§ Given request
Copy every line that mentions the word "positioning".

§ Task inputs

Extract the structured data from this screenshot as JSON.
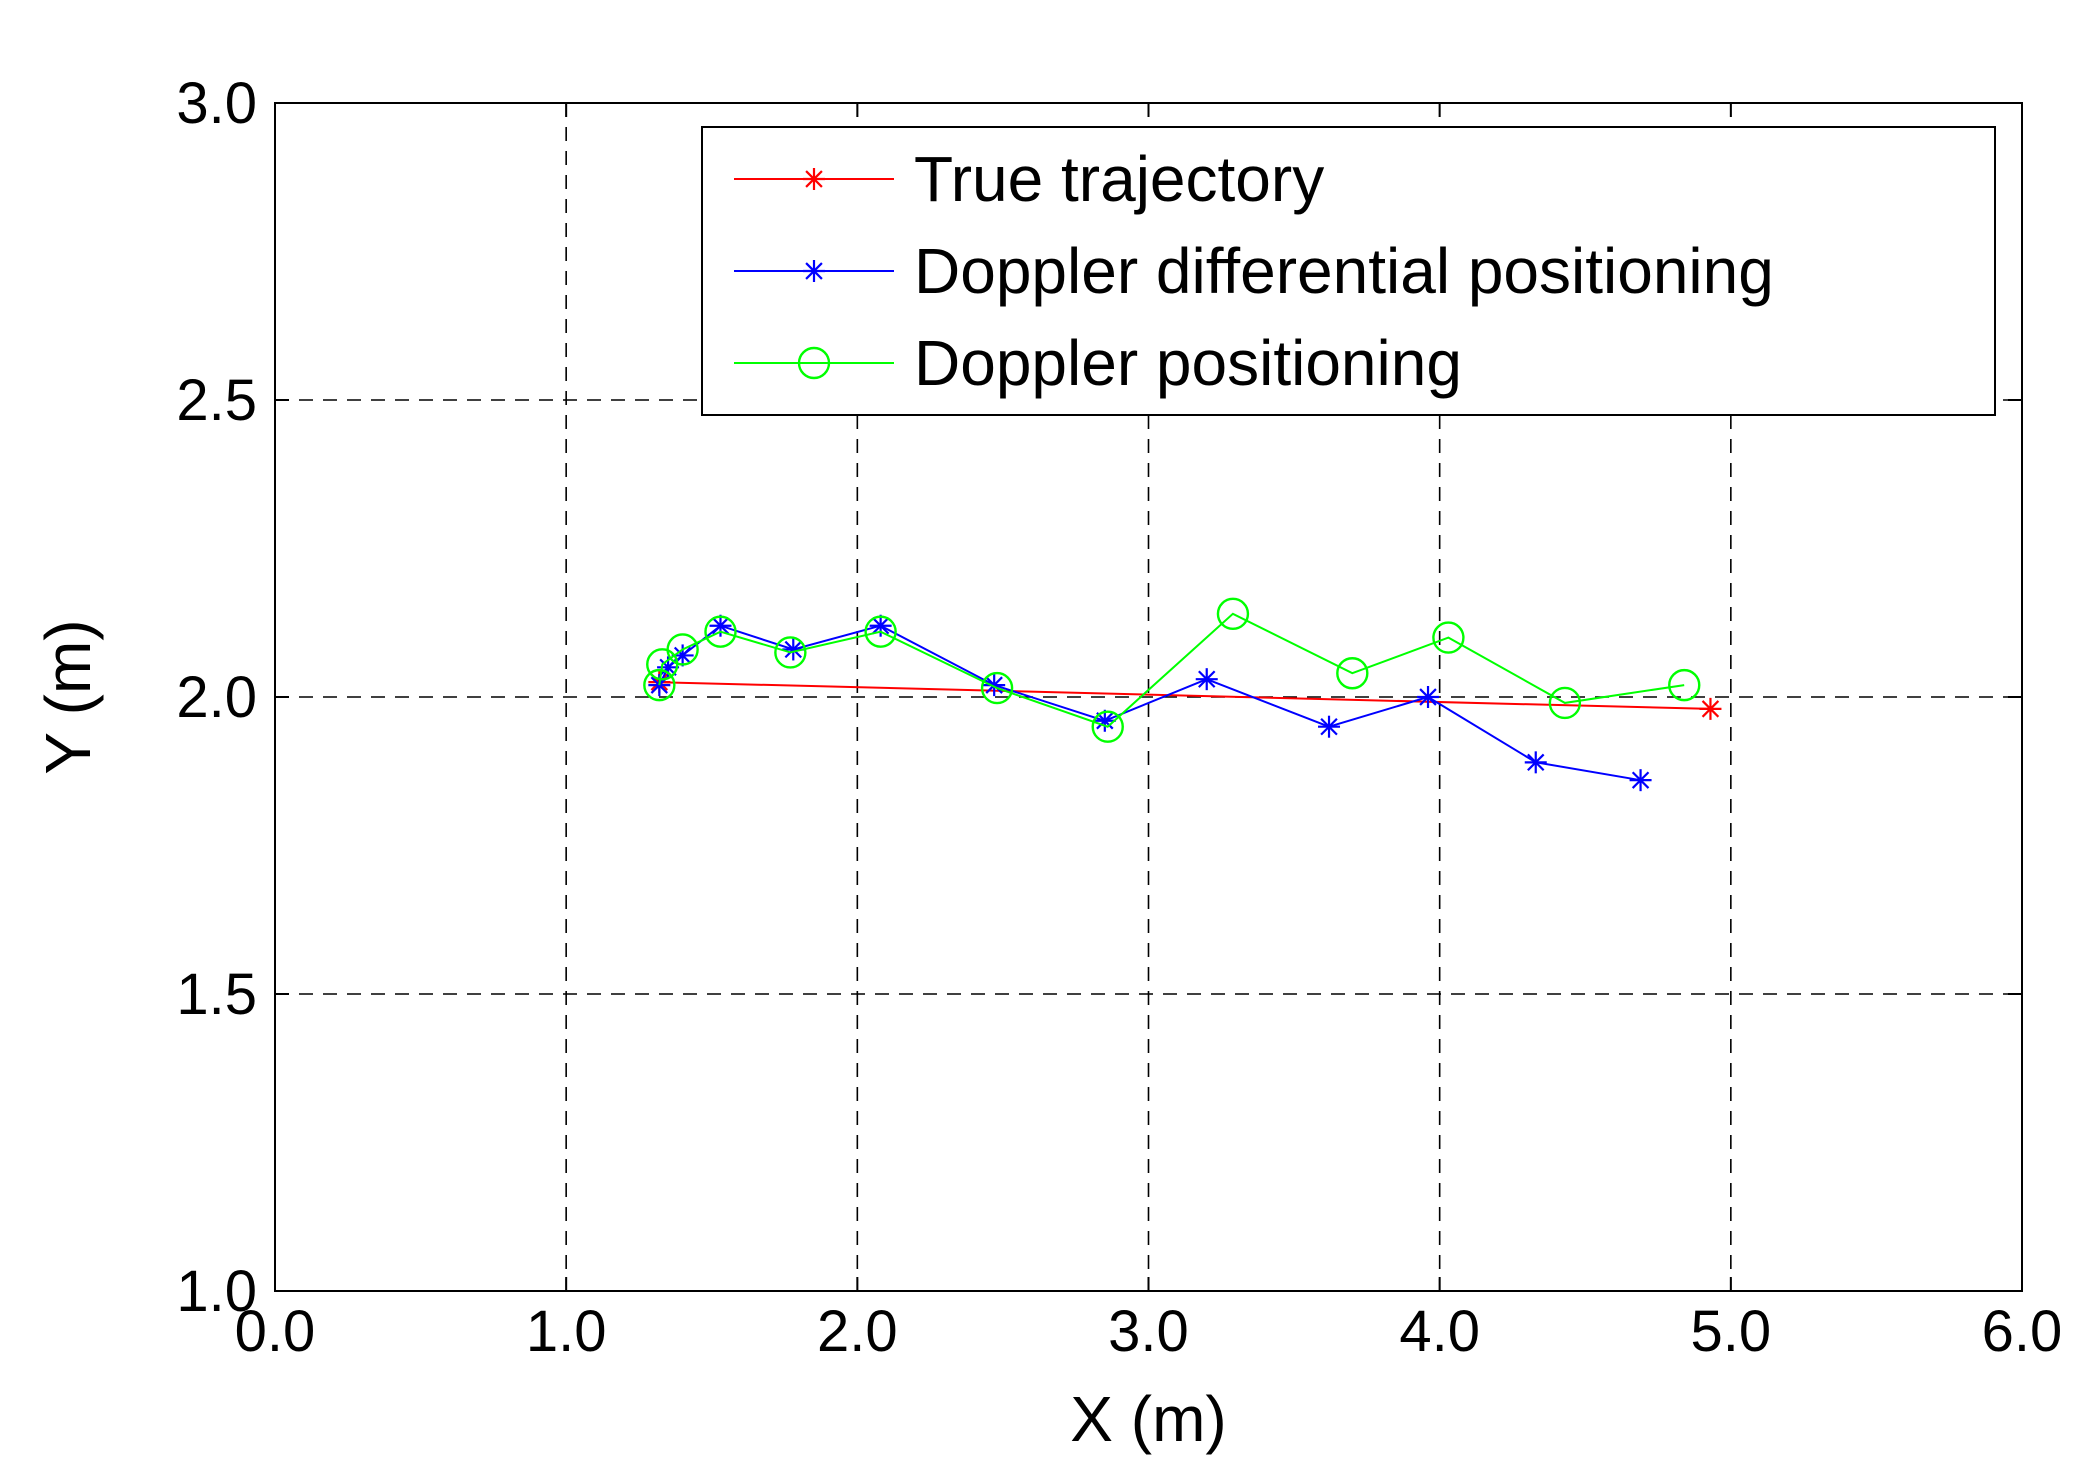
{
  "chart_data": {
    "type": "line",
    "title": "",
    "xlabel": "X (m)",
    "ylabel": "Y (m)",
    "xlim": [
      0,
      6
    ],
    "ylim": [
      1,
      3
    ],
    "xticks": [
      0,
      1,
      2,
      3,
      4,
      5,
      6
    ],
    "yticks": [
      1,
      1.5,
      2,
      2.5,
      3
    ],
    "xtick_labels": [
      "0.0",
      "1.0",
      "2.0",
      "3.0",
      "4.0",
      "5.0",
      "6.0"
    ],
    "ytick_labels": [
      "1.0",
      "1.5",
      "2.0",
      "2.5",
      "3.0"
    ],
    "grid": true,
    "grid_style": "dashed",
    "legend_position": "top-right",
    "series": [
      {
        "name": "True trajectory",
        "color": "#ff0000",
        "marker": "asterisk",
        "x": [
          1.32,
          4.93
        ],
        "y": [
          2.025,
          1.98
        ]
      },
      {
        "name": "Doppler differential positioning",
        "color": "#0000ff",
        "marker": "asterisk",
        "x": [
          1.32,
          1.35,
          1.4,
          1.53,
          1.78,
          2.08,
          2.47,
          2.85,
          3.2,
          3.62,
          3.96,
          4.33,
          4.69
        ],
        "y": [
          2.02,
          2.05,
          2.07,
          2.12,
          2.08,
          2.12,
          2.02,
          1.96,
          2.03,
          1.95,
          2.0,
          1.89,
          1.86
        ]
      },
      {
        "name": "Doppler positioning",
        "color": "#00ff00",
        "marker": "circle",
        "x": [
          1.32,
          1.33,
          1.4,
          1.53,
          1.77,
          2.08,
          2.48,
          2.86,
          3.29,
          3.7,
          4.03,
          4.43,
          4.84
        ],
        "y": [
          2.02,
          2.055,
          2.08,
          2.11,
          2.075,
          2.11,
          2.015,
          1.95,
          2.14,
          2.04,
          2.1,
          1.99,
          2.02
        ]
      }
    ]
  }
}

§ Finished exercise
        "name": "Doppler differential positioning",
        "name": "Doppler positioning",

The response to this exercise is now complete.